In the text on teaching young boys manners, how does a true gentleman treat people?

[Start Reading passage]

Chivalry might be dead but all we’re asking is for a little respect
Parents of young boys who wish to impart a sense of respect and a set of manners are faced with what can be quite a difficult task in a world that seems to truly believe that chivalry is dead. That’s not to say that the goal is impossible to reach, only that it might be a bit of a lofty one in this day and age. How can parents teach their sons to be little gentlemen when the world seems so eager to undo those teachings? These are a few hints and tips that may prove helpful.
Know that Good Manners Should Extend to Everyone
For some parents, the idea of instilling gentlemanly qualities in a little boy means that he’s eager to open doors for the little girls he meets and to treat them with a deference he wouldn’t show to his male peers. In fact, a true gentleman treats everyone with respect, regardless of gender. Rather than focusing on teaching your son how to behave gallantly in the presence of young women, explain to him that it’s important to be polite and respectful to everyone he meets.

[End Reading passage]
[Start Material]

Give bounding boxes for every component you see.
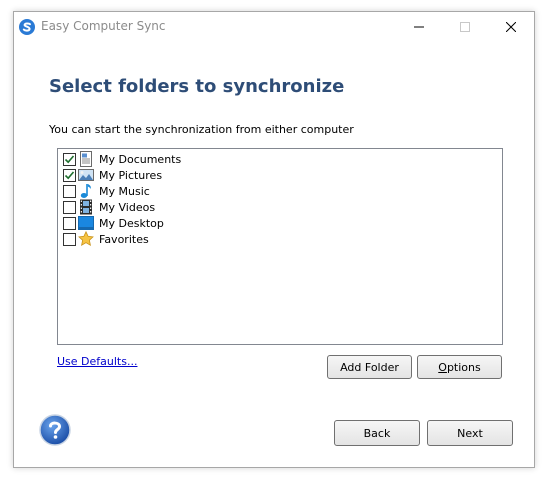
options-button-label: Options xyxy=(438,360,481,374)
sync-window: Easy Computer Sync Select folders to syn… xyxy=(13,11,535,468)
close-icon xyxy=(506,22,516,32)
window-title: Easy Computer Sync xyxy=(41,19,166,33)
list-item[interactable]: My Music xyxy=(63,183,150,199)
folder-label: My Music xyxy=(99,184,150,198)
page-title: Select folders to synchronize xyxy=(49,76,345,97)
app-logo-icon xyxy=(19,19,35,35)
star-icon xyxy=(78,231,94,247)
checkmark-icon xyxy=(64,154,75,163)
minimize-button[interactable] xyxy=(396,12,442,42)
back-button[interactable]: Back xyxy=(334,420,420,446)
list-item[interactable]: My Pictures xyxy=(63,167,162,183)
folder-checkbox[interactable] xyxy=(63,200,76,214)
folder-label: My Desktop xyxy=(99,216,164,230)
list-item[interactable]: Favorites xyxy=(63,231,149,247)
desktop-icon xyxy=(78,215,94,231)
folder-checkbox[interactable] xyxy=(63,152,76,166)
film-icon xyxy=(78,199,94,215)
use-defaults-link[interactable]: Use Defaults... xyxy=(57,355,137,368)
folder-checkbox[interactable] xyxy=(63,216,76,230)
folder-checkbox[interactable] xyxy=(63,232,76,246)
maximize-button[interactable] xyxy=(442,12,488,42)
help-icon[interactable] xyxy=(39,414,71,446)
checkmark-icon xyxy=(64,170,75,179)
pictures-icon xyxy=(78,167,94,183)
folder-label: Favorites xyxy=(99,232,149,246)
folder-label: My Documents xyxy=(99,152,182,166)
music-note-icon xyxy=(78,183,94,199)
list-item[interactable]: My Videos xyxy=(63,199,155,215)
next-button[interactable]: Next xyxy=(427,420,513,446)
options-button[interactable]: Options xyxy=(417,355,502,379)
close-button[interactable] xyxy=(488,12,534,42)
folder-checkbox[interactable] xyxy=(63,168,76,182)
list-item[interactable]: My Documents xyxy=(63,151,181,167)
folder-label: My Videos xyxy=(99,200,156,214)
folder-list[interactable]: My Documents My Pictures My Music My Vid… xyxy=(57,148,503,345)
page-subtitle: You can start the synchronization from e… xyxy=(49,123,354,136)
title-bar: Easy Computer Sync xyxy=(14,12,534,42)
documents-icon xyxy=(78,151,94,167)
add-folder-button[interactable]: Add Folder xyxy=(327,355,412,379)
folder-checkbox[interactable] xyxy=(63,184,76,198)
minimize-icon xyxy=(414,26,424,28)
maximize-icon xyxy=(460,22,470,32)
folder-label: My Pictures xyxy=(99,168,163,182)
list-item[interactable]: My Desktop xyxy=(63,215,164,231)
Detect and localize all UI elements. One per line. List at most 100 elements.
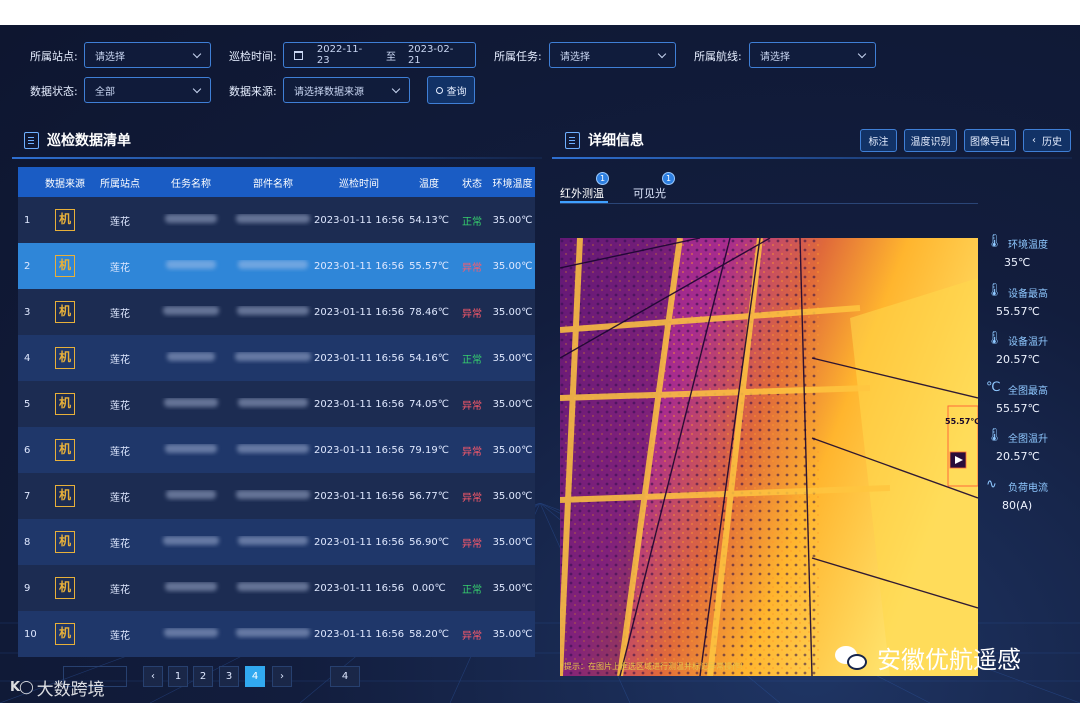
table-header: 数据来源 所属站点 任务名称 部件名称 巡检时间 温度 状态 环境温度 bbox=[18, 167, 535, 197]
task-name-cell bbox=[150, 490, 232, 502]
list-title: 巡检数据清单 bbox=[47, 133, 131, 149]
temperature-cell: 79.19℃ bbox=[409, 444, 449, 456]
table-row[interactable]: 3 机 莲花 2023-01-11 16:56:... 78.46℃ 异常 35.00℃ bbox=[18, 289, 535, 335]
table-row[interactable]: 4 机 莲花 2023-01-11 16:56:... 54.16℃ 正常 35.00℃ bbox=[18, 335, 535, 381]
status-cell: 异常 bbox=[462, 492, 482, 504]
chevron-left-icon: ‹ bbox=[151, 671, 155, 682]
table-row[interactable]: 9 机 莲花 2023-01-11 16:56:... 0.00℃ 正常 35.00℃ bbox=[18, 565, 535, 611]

[End Material]

__Response to the task__. He treats everyone with respect, regardless of gender.